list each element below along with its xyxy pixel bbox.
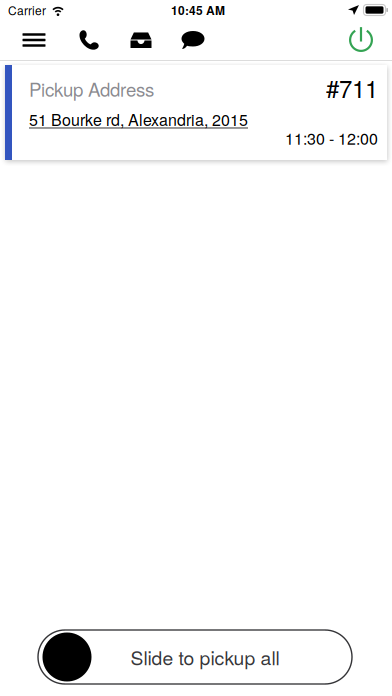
staticText: Carrier (8, 1, 46, 19)
staticText: 51 Bourke rd, Alexandria, 2015 (29, 108, 248, 130)
button[interactable]: Inbox (110, 20, 172, 60)
button[interactable]: Pickup Address (5, 65, 387, 160)
button[interactable]: Slide to pickup all (38, 630, 352, 684)
staticText: 11:30 - 12:00 (285, 126, 378, 149)
staticText: 10:45 AM (171, 1, 225, 19)
staticText: Slide to pickup all (130, 643, 280, 671)
button[interactable]: Menu (0, 20, 68, 60)
button[interactable]: Messages (172, 20, 214, 60)
staticText: #711 (326, 70, 378, 105)
button[interactable]: Call (68, 20, 110, 60)
staticText: Pickup Address (29, 75, 154, 102)
button[interactable]: Power (330, 20, 392, 60)
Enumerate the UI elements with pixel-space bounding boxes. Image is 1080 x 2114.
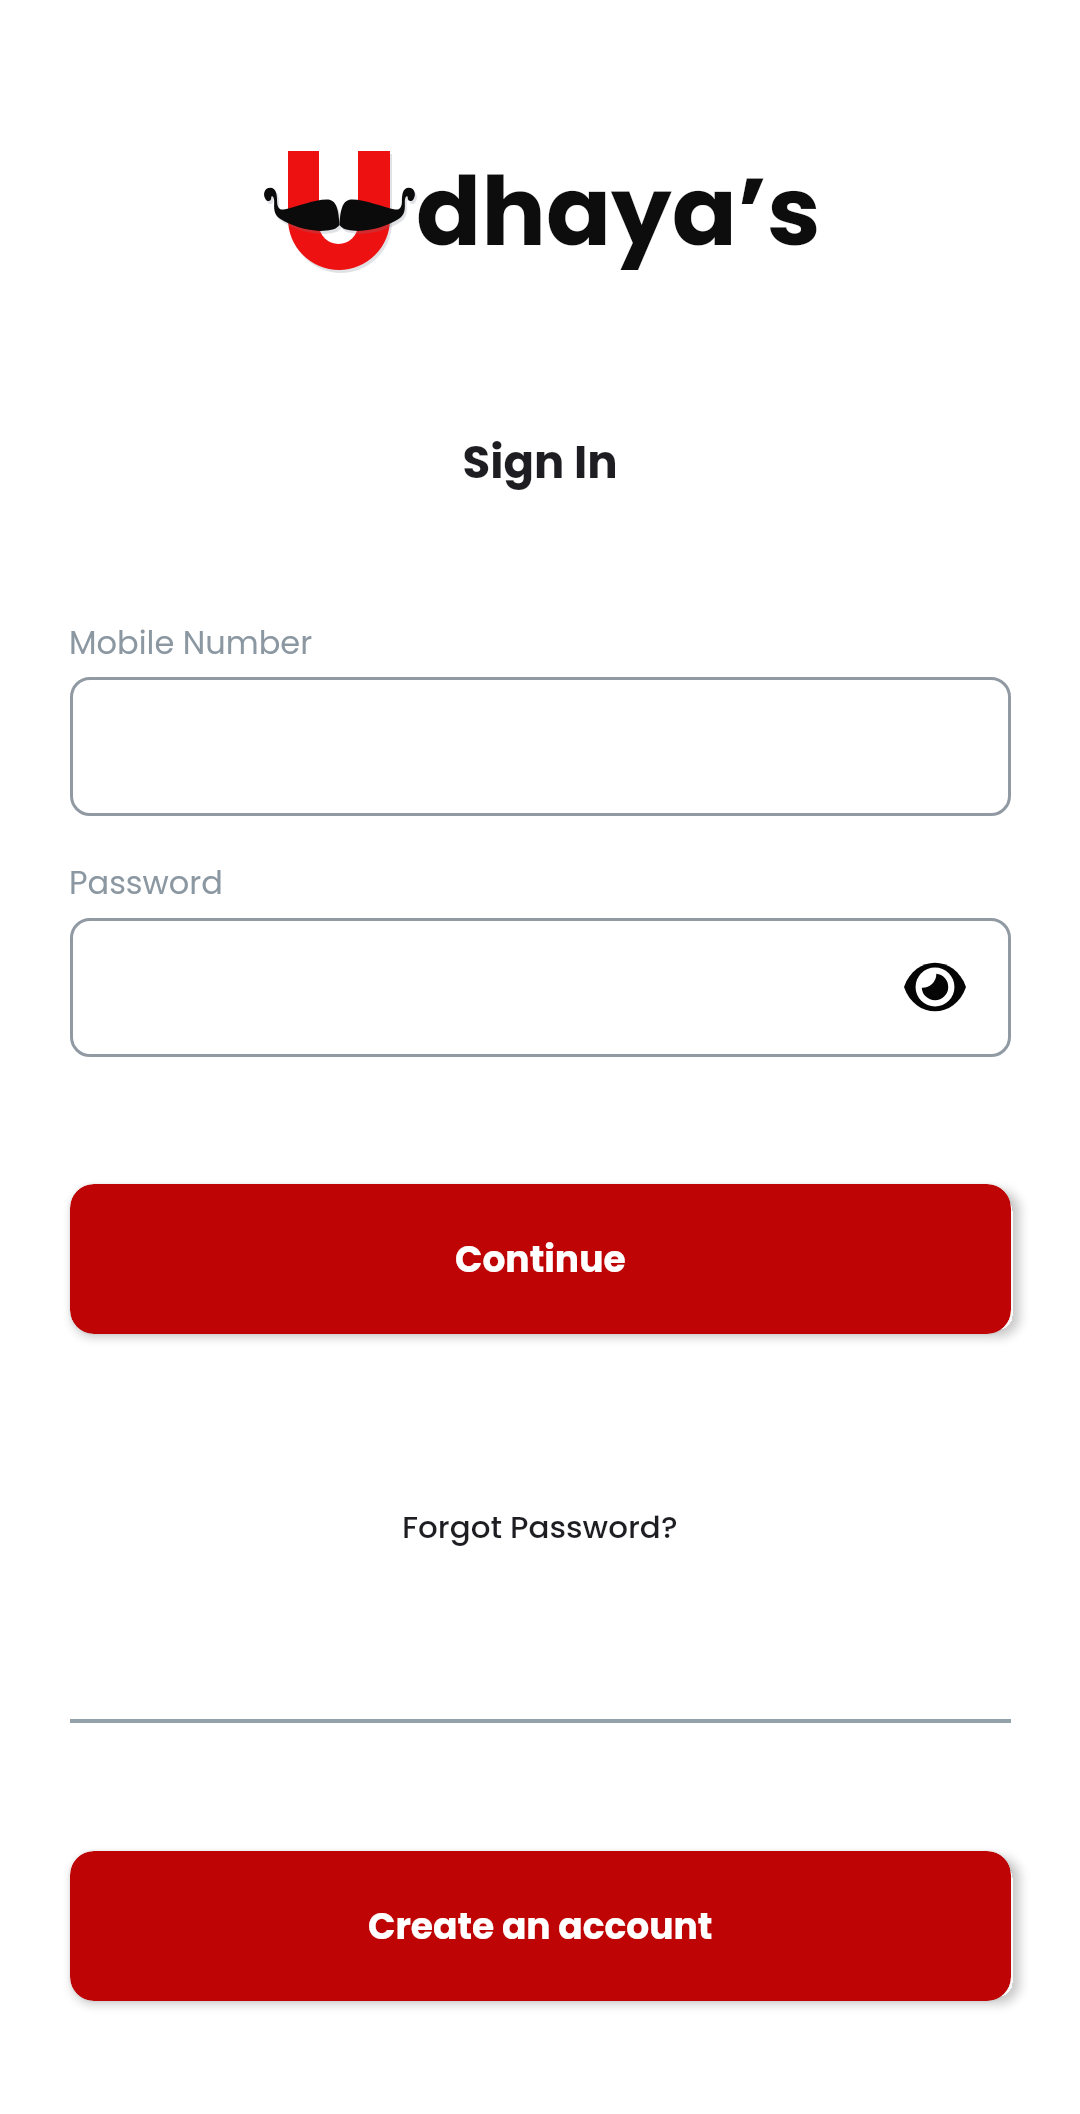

----------

__Directions for this task__.
Switch "bounding boxes" to "coordinates" in the listing above and write out the whole listing again with nothing else changed, omitting the pictures.

__The result__.
list each element below along with its xyxy pixel bbox.
staticText: Carrier (8, 1, 46, 19)
staticText: 51 Bourke rd, Alexandria, 2015 (29, 108, 248, 130)
button[interactable]: Inbox (110, 20, 172, 60)
button[interactable]: Pickup Address (5, 65, 387, 160)
button[interactable]: Slide to pickup all (38, 630, 352, 684)
staticText: 11:30 - 12:00 (285, 126, 378, 149)
staticText: 10:45 AM (171, 1, 225, 19)
staticText: Slide to pickup all (130, 643, 280, 671)
button[interactable]: Menu (0, 20, 68, 60)
button[interactable]: Messages (172, 20, 214, 60)
staticText: #711 (326, 70, 378, 105)
button[interactable]: Call (68, 20, 110, 60)
staticText: Pickup Address (29, 75, 154, 102)
button[interactable]: Power (330, 20, 392, 60)
Enumerate the UI elements with pixel-space coordinates. Image is 1080 x 2114.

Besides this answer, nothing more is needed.